▸ **Prompt**:
Of the lines in the entries below, state how many hold the word "x和l₂". Say nothing else.

[begin Provided data]

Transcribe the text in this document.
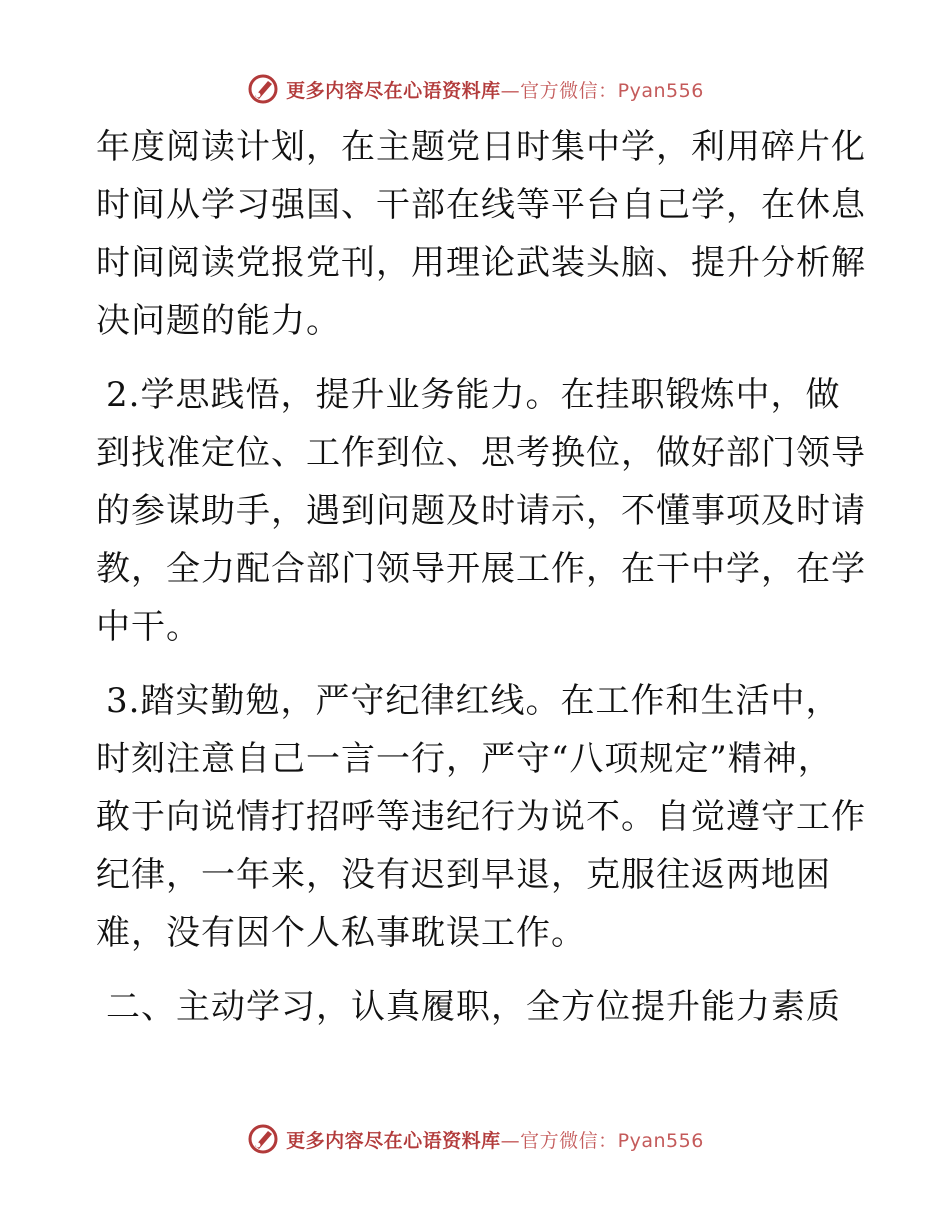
更多内容尽在心语资料库—官方微信：Pyan556
年度阅读计划，在主题党日时集中学，利用碎片化
时间从学习强国、干部在线等平台自己学，在休息
时间阅读党报党刊，用理论武装头脑、提升分析解
决问题的能力。
2.学思践悟，提升业务能力。在挂职锻炼中，做
到找准定位、工作到位、思考换位，做好部门领导
的参谋助手，遇到问题及时请示，不懂事项及时请
教，全力配合部门领导开展工作，在干中学，在学
中干。
3.踏实勤勉，严守纪律红线。在工作和生活中，
时刻注意自己一言一行，严守“八项规定”精神，
敢于向说情打招呼等违纪行为说不。自觉遵守工作
纪律，一年来，没有迟到早退，克服往返两地困
难，没有因个人私事耽误工作。
二、主动学习，认真履职，全方位提升能力素质
更多内容尽在心语资料库—官方微信：Pyan556
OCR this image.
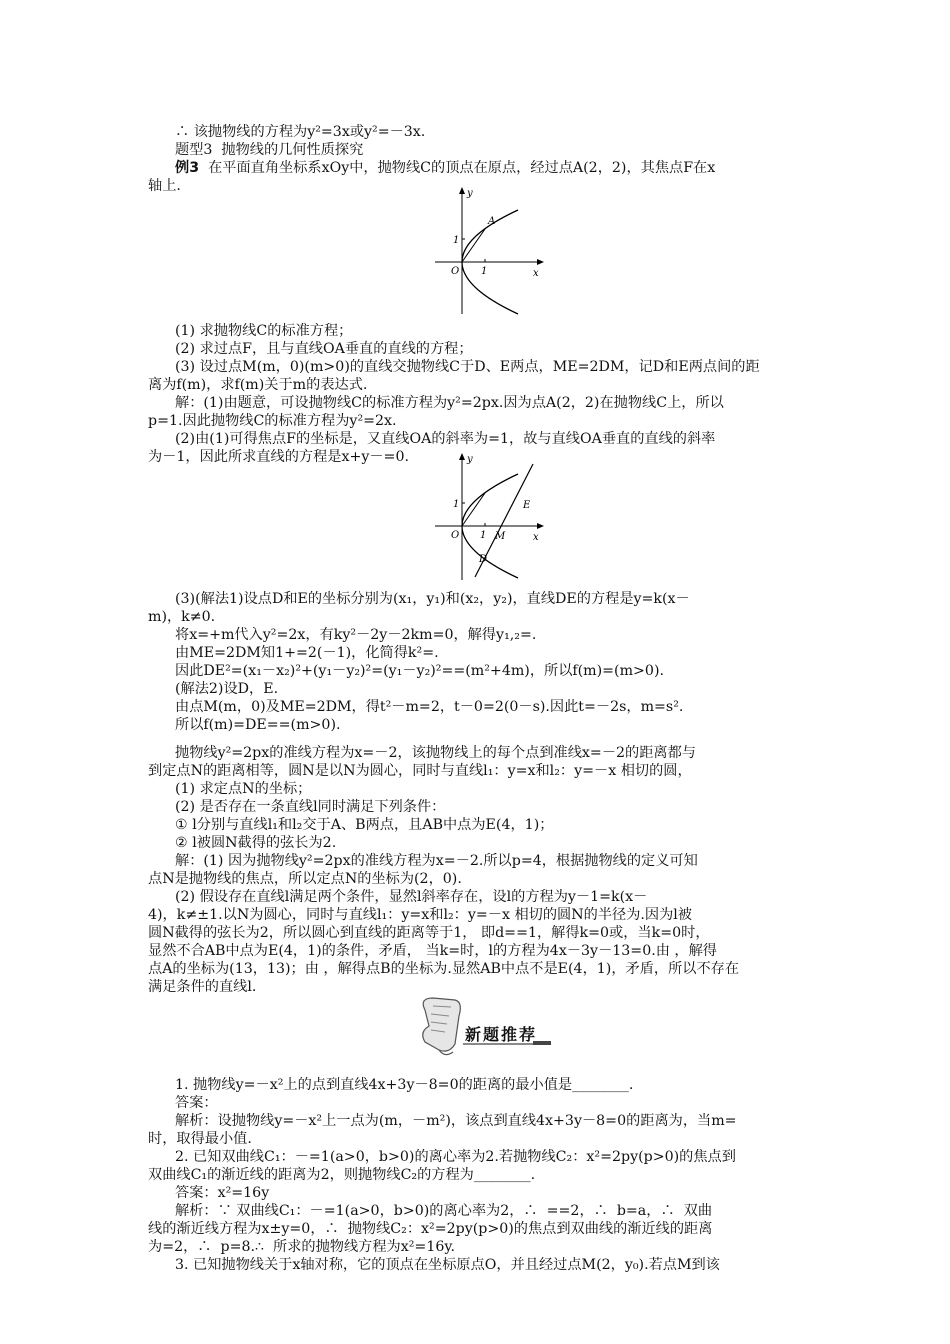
∴ 该抛物线的方程为y²=3x或y²=－3x.
题型3  抛物线的几何性质探究
例3  在平面直角坐标系xOy中，抛物线C的顶点在原点，经过点A(2，2)，其焦点F在x
轴上.
(1) 求抛物线C的标准方程；
(2) 求过点F，且与直线OA垂直的直线的方程；
(3) 设过点M(m，0)(m>0)的直线交抛物线C于D、E两点，ME=2DM，记D和E两点间的距
离为f(m)，求f(m)关于m的表达式.
解：(1)由题意，可设抛物线C的标准方程为y²=2px.因为点A(2，2)在抛物线C上，所以
p=1.因此抛物线C的标准方程为y²=2x.
(2)由(1)可得焦点F的坐标是，又直线OA的斜率为=1，故与直线OA垂直的直线的斜率
为－1，因此所求直线的方程是x+y－=0.
(3)(解法1)设点D和E的坐标分别为(x₁，y₁)和(x₂，y₂)，直线DE的方程是y=k(x－
m)，k≠0.
将x=+m代入y²=2x，有ky²－2y－2km=0，解得y₁,₂=.
由ME=2DM知1+=2(－1)，化简得k²=.
因此DE²=(x₁－x₂)²+(y₁－y₂)²=(y₁－y₂)²==(m²+4m)，所以f(m)=(m>0).
(解法2)设D，E.
由点M(m，0)及ME=2DM，得t²－m=2，t－0=2(0－s).因此t=－2s，m=s².
所以f(m)=DE==(m>0).
抛物线y²=2px的准线方程为x=－2，该抛物线上的每个点到准线x=－2的距离都与
到定点N的距离相等，圆N是以N为圆心，同时与直线l₁：y=x和l₂：y=－x 相切的圆，
(1) 求定点N的坐标；
(2) 是否存在一条直线l同时满足下列条件：
① l分别与直线l₁和l₂交于A、B两点，且AB中点为E(4，1)；
② l被圆N截得的弦长为2.
解：(1) 因为抛物线y²=2px的准线方程为x=－2.所以p=4，根据抛物线的定义可知
点N是抛物线的焦点，所以定点N的坐标为(2，0).
(2) 假设存在直线l满足两个条件，显然l斜率存在，设l的方程为y－1=k(x－
4)，k≠±1.以N为圆心，同时与直线l₁：y=x和l₂：y=－x 相切的圆N的半径为.因为l被
圆N截得的弦长为2，所以圆心到直线的距离等于1， 即d==1，解得k=0或，当k=0时，
显然不合AB中点为E(4，1)的条件，矛盾， 当k=时，l的方程为4x－3y－13=0.由 ，解得
点A的坐标为(13，13)；由 ，解得点B的坐标为.显然AB中点不是E(4，1)，矛盾，所以不存在
满足条件的直线l.
1. 抛物线y=－x²上的点到直线4x+3y－8=0的距离的最小值是________.
答案：
解析：设抛物线y=－x²上一点为(m，－m²)，该点到直线4x+3y－8=0的距离为，当m=
时，取得最小值.
2. 已知双曲线C₁：－=1(a>0，b>0)的离心率为2.若抛物线C₂：x²=2py(p>0)的焦点到
双曲线C₁的渐近线的距离为2，则抛物线C₂的方程为________.
答案：x²=16y
解析：∵ 双曲线C₁：－=1(a>0，b>0)的离心率为2，∴  ==2，∴  b=a，∴  双曲
线的渐近线方程为x±y=0，∴  抛物线C₂：x²=2py(p>0)的焦点到双曲线的渐近线的距离
为=2，∴  p=8.∴  所求的抛物线方程为x²=16y.
3. 已知抛物线关于x轴对称，它的顶点在坐标原点O，并且经过点M(2，y₀).若点M到该
y
x
O 1
1
A
y
x
O 1
1	E
M
D
新题推荐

[end Provided data]

▸ **Complete response**:
2